====== SUPPLIED DATA

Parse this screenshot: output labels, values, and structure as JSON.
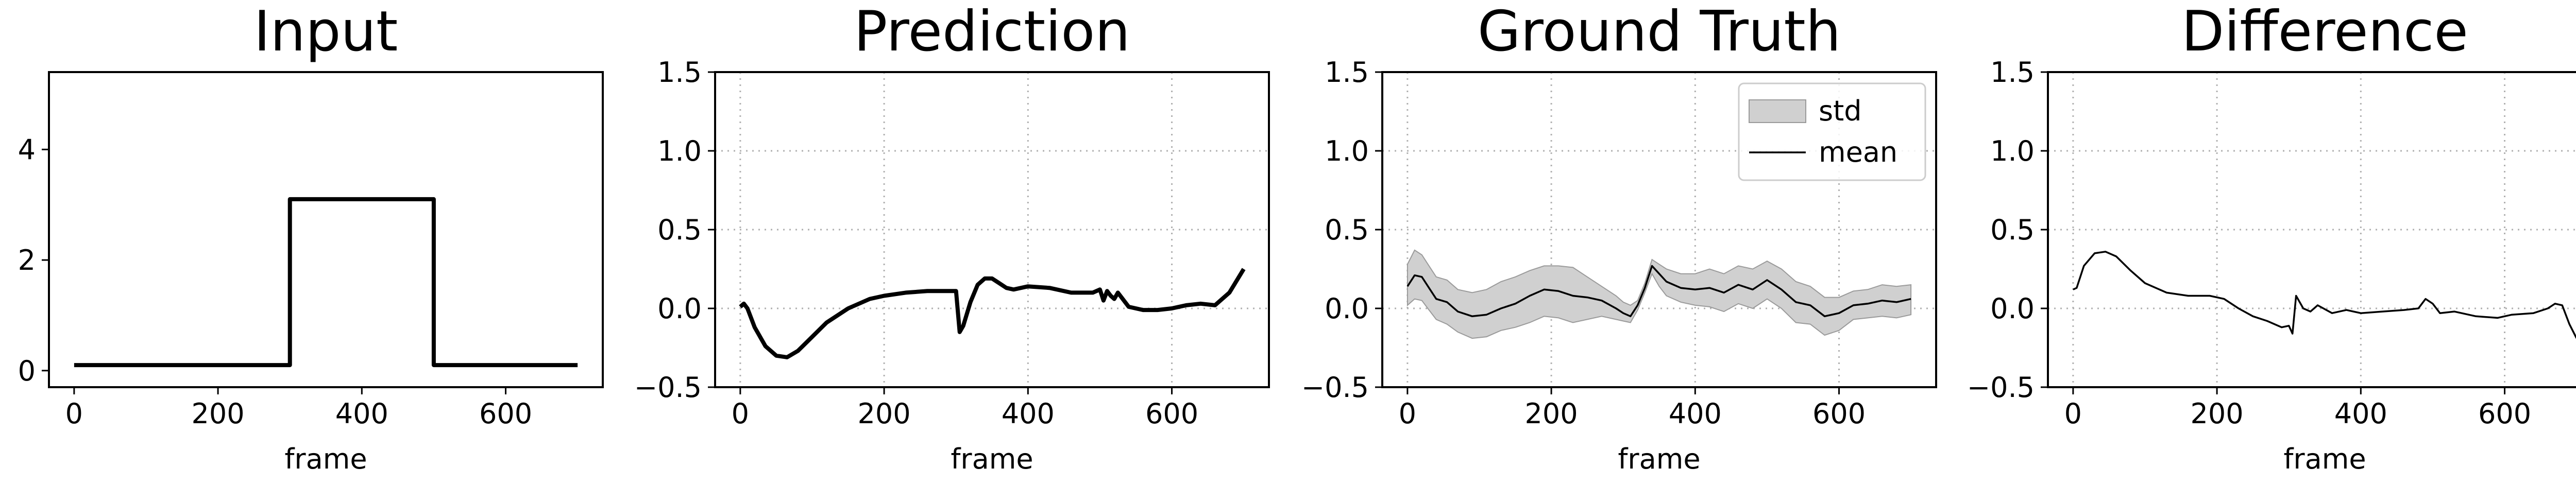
{
  "chart_data": [
    {
      "type": "line",
      "title": "Input",
      "xlabel": "frame",
      "xlim": [
        -35,
        735
      ],
      "ylim": [
        -0.3,
        5.4
      ],
      "xticks": [
        0,
        200,
        400,
        600
      ],
      "xtick_labels": [
        "0",
        "200",
        "400",
        "600"
      ],
      "yticks": [
        0,
        2,
        4
      ],
      "ytick_labels": [
        "0",
        "2",
        "4"
      ],
      "grid": false,
      "series": [
        {
          "name": "input",
          "x": [
            0,
            300,
            300,
            500,
            500,
            700
          ],
          "y": [
            0.1,
            0.1,
            3.1,
            3.1,
            0.1,
            0.1
          ]
        }
      ]
    },
    {
      "type": "line",
      "title": "Prediction",
      "xlabel": "frame",
      "xlim": [
        -35,
        735
      ],
      "ylim": [
        -0.5,
        1.5
      ],
      "xticks": [
        0,
        200,
        400,
        600
      ],
      "xtick_labels": [
        "0",
        "200",
        "400",
        "600"
      ],
      "yticks": [
        -0.5,
        0.0,
        0.5,
        1.0,
        1.5
      ],
      "ytick_labels": [
        "−0.5",
        "0.0",
        "0.5",
        "1.0",
        "1.5"
      ],
      "grid": true,
      "series": [
        {
          "name": "prediction",
          "x": [
            0,
            5,
            10,
            20,
            35,
            50,
            65,
            80,
            100,
            120,
            150,
            180,
            200,
            230,
            260,
            290,
            300,
            305,
            310,
            320,
            330,
            340,
            350,
            360,
            370,
            380,
            400,
            430,
            460,
            490,
            500,
            505,
            510,
            515,
            520,
            525,
            530,
            540,
            560,
            580,
            600,
            620,
            640,
            660,
            680,
            700
          ],
          "y": [
            0.01,
            0.03,
            0.0,
            -0.12,
            -0.24,
            -0.3,
            -0.31,
            -0.27,
            -0.18,
            -0.09,
            0.0,
            0.06,
            0.08,
            0.1,
            0.11,
            0.11,
            0.11,
            -0.15,
            -0.11,
            0.04,
            0.15,
            0.19,
            0.19,
            0.16,
            0.13,
            0.12,
            0.14,
            0.13,
            0.1,
            0.1,
            0.12,
            0.05,
            0.11,
            0.08,
            0.06,
            0.1,
            0.07,
            0.01,
            -0.01,
            -0.01,
            0.0,
            0.02,
            0.03,
            0.02,
            0.1,
            0.25
          ]
        }
      ]
    },
    {
      "type": "area",
      "title": "Ground Truth",
      "xlabel": "frame",
      "xlim": [
        -35,
        735
      ],
      "ylim": [
        -0.5,
        1.5
      ],
      "xticks": [
        0,
        200,
        400,
        600
      ],
      "xtick_labels": [
        "0",
        "200",
        "400",
        "600"
      ],
      "yticks": [
        -0.5,
        0.0,
        0.5,
        1.0,
        1.5
      ],
      "ytick_labels": [
        "−0.5",
        "0.0",
        "0.5",
        "1.0",
        "1.5"
      ],
      "grid": true,
      "legend": {
        "position": "top-right",
        "entries": [
          "std",
          "mean"
        ]
      },
      "series": [
        {
          "name": "mean",
          "x": [
            0,
            10,
            20,
            30,
            40,
            55,
            70,
            90,
            110,
            130,
            150,
            170,
            190,
            210,
            230,
            250,
            270,
            290,
            300,
            310,
            320,
            330,
            340,
            350,
            360,
            380,
            400,
            420,
            440,
            460,
            480,
            500,
            520,
            540,
            560,
            580,
            600,
            620,
            640,
            660,
            680,
            700
          ],
          "y": [
            0.14,
            0.21,
            0.2,
            0.13,
            0.06,
            0.04,
            -0.02,
            -0.05,
            -0.04,
            0.0,
            0.03,
            0.08,
            0.12,
            0.11,
            0.08,
            0.07,
            0.05,
            0.0,
            -0.03,
            -0.05,
            0.02,
            0.13,
            0.27,
            0.22,
            0.17,
            0.13,
            0.12,
            0.13,
            0.1,
            0.15,
            0.12,
            0.18,
            0.12,
            0.04,
            0.02,
            -0.05,
            -0.03,
            0.02,
            0.03,
            0.05,
            0.04,
            0.06
          ]
        },
        {
          "name": "std",
          "x": [
            0,
            10,
            20,
            30,
            40,
            55,
            70,
            90,
            110,
            130,
            150,
            170,
            190,
            210,
            230,
            250,
            270,
            290,
            300,
            310,
            320,
            330,
            340,
            350,
            360,
            380,
            400,
            420,
            440,
            460,
            480,
            500,
            520,
            540,
            560,
            580,
            600,
            620,
            640,
            660,
            680,
            700
          ],
          "y_upper": [
            0.28,
            0.37,
            0.34,
            0.27,
            0.2,
            0.18,
            0.12,
            0.1,
            0.12,
            0.17,
            0.2,
            0.24,
            0.27,
            0.27,
            0.26,
            0.2,
            0.14,
            0.08,
            0.04,
            0.02,
            0.05,
            0.16,
            0.31,
            0.28,
            0.25,
            0.22,
            0.22,
            0.25,
            0.22,
            0.27,
            0.25,
            0.3,
            0.25,
            0.17,
            0.14,
            0.07,
            0.07,
            0.11,
            0.12,
            0.15,
            0.14,
            0.15
          ],
          "y_lower": [
            0.02,
            0.06,
            0.05,
            -0.01,
            -0.07,
            -0.1,
            -0.15,
            -0.19,
            -0.18,
            -0.14,
            -0.12,
            -0.09,
            -0.05,
            -0.06,
            -0.09,
            -0.07,
            -0.05,
            -0.07,
            -0.08,
            -0.09,
            -0.01,
            0.1,
            0.22,
            0.14,
            0.08,
            0.04,
            0.02,
            0.01,
            -0.02,
            0.03,
            0.0,
            0.06,
            0.0,
            -0.09,
            -0.1,
            -0.17,
            -0.14,
            -0.07,
            -0.06,
            -0.05,
            -0.06,
            -0.04
          ]
        }
      ]
    },
    {
      "type": "line",
      "title": "Difference",
      "xlabel": "frame",
      "xlim": [
        -35,
        735
      ],
      "ylim": [
        -0.5,
        1.5
      ],
      "xticks": [
        0,
        200,
        400,
        600
      ],
      "xtick_labels": [
        "0",
        "200",
        "400",
        "600"
      ],
      "yticks": [
        -0.5,
        0.0,
        0.5,
        1.0,
        1.5
      ],
      "ytick_labels": [
        "−0.5",
        "0.0",
        "0.5",
        "1.0",
        "1.5"
      ],
      "grid": true,
      "series": [
        {
          "name": "difference",
          "x": [
            0,
            5,
            15,
            30,
            45,
            60,
            80,
            100,
            130,
            160,
            190,
            210,
            230,
            250,
            270,
            290,
            300,
            305,
            310,
            320,
            330,
            340,
            360,
            380,
            400,
            430,
            460,
            480,
            490,
            500,
            510,
            530,
            560,
            590,
            610,
            640,
            660,
            670,
            680,
            690,
            700
          ],
          "y": [
            0.12,
            0.13,
            0.27,
            0.35,
            0.36,
            0.33,
            0.24,
            0.16,
            0.1,
            0.08,
            0.08,
            0.06,
            0.0,
            -0.05,
            -0.08,
            -0.12,
            -0.11,
            -0.16,
            0.08,
            0.0,
            -0.02,
            0.02,
            -0.03,
            -0.01,
            -0.03,
            -0.02,
            -0.01,
            0.0,
            0.06,
            0.03,
            -0.03,
            -0.02,
            -0.05,
            -0.06,
            -0.04,
            -0.03,
            0.0,
            0.03,
            0.02,
            -0.1,
            -0.19
          ]
        }
      ]
    }
  ]
}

============

Skip the pictures and print each record exactly as it stands.

Parse this screenshot: output labels, values, and structure as JSON.
{
  "chart_data": [
    {
      "type": "line",
      "title": "Input",
      "xlabel": "frame",
      "xlim": [
        -35,
        735
      ],
      "ylim": [
        -0.3,
        5.4
      ],
      "xticks": [
        0,
        200,
        400,
        600
      ],
      "xtick_labels": [
        "0",
        "200",
        "400",
        "600"
      ],
      "yticks": [
        0,
        2,
        4
      ],
      "ytick_labels": [
        "0",
        "2",
        "4"
      ],
      "grid": false,
      "series": [
        {
          "name": "input",
          "x": [
            0,
            300,
            300,
            500,
            500,
            700
          ],
          "y": [
            0.1,
            0.1,
            3.1,
            3.1,
            0.1,
            0.1
          ]
        }
      ]
    },
    {
      "type": "line",
      "title": "Prediction",
      "xlabel": "frame",
      "xlim": [
        -35,
        735
      ],
      "ylim": [
        -0.5,
        1.5
      ],
      "xticks": [
        0,
        200,
        400,
        600
      ],
      "xtick_labels": [
        "0",
        "200",
        "400",
        "600"
      ],
      "yticks": [
        -0.5,
        0.0,
        0.5,
        1.0,
        1.5
      ],
      "ytick_labels": [
        "−0.5",
        "0.0",
        "0.5",
        "1.0",
        "1.5"
      ],
      "grid": true,
      "series": [
        {
          "name": "prediction",
          "x": [
            0,
            5,
            10,
            20,
            35,
            50,
            65,
            80,
            100,
            120,
            150,
            180,
            200,
            230,
            260,
            290,
            300,
            305,
            310,
            320,
            330,
            340,
            350,
            360,
            370,
            380,
            400,
            430,
            460,
            490,
            500,
            505,
            510,
            515,
            520,
            525,
            530,
            540,
            560,
            580,
            600,
            620,
            640,
            660,
            680,
            700
          ],
          "y": [
            0.01,
            0.03,
            0.0,
            -0.12,
            -0.24,
            -0.3,
            -0.31,
            -0.27,
            -0.18,
            -0.09,
            0.0,
            0.06,
            0.08,
            0.1,
            0.11,
            0.11,
            0.11,
            -0.15,
            -0.11,
            0.04,
            0.15,
            0.19,
            0.19,
            0.16,
            0.13,
            0.12,
            0.14,
            0.13,
            0.1,
            0.1,
            0.12,
            0.05,
            0.11,
            0.08,
            0.06,
            0.1,
            0.07,
            0.01,
            -0.01,
            -0.01,
            0.0,
            0.02,
            0.03,
            0.02,
            0.1,
            0.25
          ]
        }
      ]
    },
    {
      "type": "area",
      "title": "Ground Truth",
      "xlabel": "frame",
      "xlim": [
        -35,
        735
      ],
      "ylim": [
        -0.5,
        1.5
      ],
      "xticks": [
        0,
        200,
        400,
        600
      ],
      "xtick_labels": [
        "0",
        "200",
        "400",
        "600"
      ],
      "yticks": [
        -0.5,
        0.0,
        0.5,
        1.0,
        1.5
      ],
      "ytick_labels": [
        "−0.5",
        "0.0",
        "0.5",
        "1.0",
        "1.5"
      ],
      "grid": true,
      "legend": {
        "position": "top-right",
        "entries": [
          "std",
          "mean"
        ]
      },
      "series": [
        {
          "name": "mean",
          "x": [
            0,
            10,
            20,
            30,
            40,
            55,
            70,
            90,
            110,
            130,
            150,
            170,
            190,
            210,
            230,
            250,
            270,
            290,
            300,
            310,
            320,
            330,
            340,
            350,
            360,
            380,
            400,
            420,
            440,
            460,
            480,
            500,
            520,
            540,
            560,
            580,
            600,
            620,
            640,
            660,
            680,
            700
          ],
          "y": [
            0.14,
            0.21,
            0.2,
            0.13,
            0.06,
            0.04,
            -0.02,
            -0.05,
            -0.04,
            0.0,
            0.03,
            0.08,
            0.12,
            0.11,
            0.08,
            0.07,
            0.05,
            0.0,
            -0.03,
            -0.05,
            0.02,
            0.13,
            0.27,
            0.22,
            0.17,
            0.13,
            0.12,
            0.13,
            0.1,
            0.15,
            0.12,
            0.18,
            0.12,
            0.04,
            0.02,
            -0.05,
            -0.03,
            0.02,
            0.03,
            0.05,
            0.04,
            0.06
          ]
        },
        {
          "name": "std",
          "x": [
            0,
            10,
            20,
            30,
            40,
            55,
            70,
            90,
            110,
            130,
            150,
            170,
            190,
            210,
            230,
            250,
            270,
            290,
            300,
            310,
            320,
            330,
            340,
            350,
            360,
            380,
            400,
            420,
            440,
            460,
            480,
            500,
            520,
            540,
            560,
            580,
            600,
            620,
            640,
            660,
            680,
            700
          ],
          "y_upper": [
            0.28,
            0.37,
            0.34,
            0.27,
            0.2,
            0.18,
            0.12,
            0.1,
            0.12,
            0.17,
            0.2,
            0.24,
            0.27,
            0.27,
            0.26,
            0.2,
            0.14,
            0.08,
            0.04,
            0.02,
            0.05,
            0.16,
            0.31,
            0.28,
            0.25,
            0.22,
            0.22,
            0.25,
            0.22,
            0.27,
            0.25,
            0.3,
            0.25,
            0.17,
            0.14,
            0.07,
            0.07,
            0.11,
            0.12,
            0.15,
            0.14,
            0.15
          ],
          "y_lower": [
            0.02,
            0.06,
            0.05,
            -0.01,
            -0.07,
            -0.1,
            -0.15,
            -0.19,
            -0.18,
            -0.14,
            -0.12,
            -0.09,
            -0.05,
            -0.06,
            -0.09,
            -0.07,
            -0.05,
            -0.07,
            -0.08,
            -0.09,
            -0.01,
            0.1,
            0.22,
            0.14,
            0.08,
            0.04,
            0.02,
            0.01,
            -0.02,
            0.03,
            0.0,
            0.06,
            0.0,
            -0.09,
            -0.1,
            -0.17,
            -0.14,
            -0.07,
            -0.06,
            -0.05,
            -0.06,
            -0.04
          ]
        }
      ]
    },
    {
      "type": "line",
      "title": "Difference",
      "xlabel": "frame",
      "xlim": [
        -35,
        735
      ],
      "ylim": [
        -0.5,
        1.5
      ],
      "xticks": [
        0,
        200,
        400,
        600
      ],
      "xtick_labels": [
        "0",
        "200",
        "400",
        "600"
      ],
      "yticks": [
        -0.5,
        0.0,
        0.5,
        1.0,
        1.5
      ],
      "ytick_labels": [
        "−0.5",
        "0.0",
        "0.5",
        "1.0",
        "1.5"
      ],
      "grid": true,
      "series": [
        {
          "name": "difference",
          "x": [
            0,
            5,
            15,
            30,
            45,
            60,
            80,
            100,
            130,
            160,
            190,
            210,
            230,
            250,
            270,
            290,
            300,
            305,
            310,
            320,
            330,
            340,
            360,
            380,
            400,
            430,
            460,
            480,
            490,
            500,
            510,
            530,
            560,
            590,
            610,
            640,
            660,
            670,
            680,
            690,
            700
          ],
          "y": [
            0.12,
            0.13,
            0.27,
            0.35,
            0.36,
            0.33,
            0.24,
            0.16,
            0.1,
            0.08,
            0.08,
            0.06,
            0.0,
            -0.05,
            -0.08,
            -0.12,
            -0.11,
            -0.16,
            0.08,
            0.0,
            -0.02,
            0.02,
            -0.03,
            -0.01,
            -0.03,
            -0.02,
            -0.01,
            0.0,
            0.06,
            0.03,
            -0.03,
            -0.02,
            -0.05,
            -0.06,
            -0.04,
            -0.03,
            0.0,
            0.03,
            0.02,
            -0.1,
            -0.19
          ]
        }
      ]
    }
  ]
}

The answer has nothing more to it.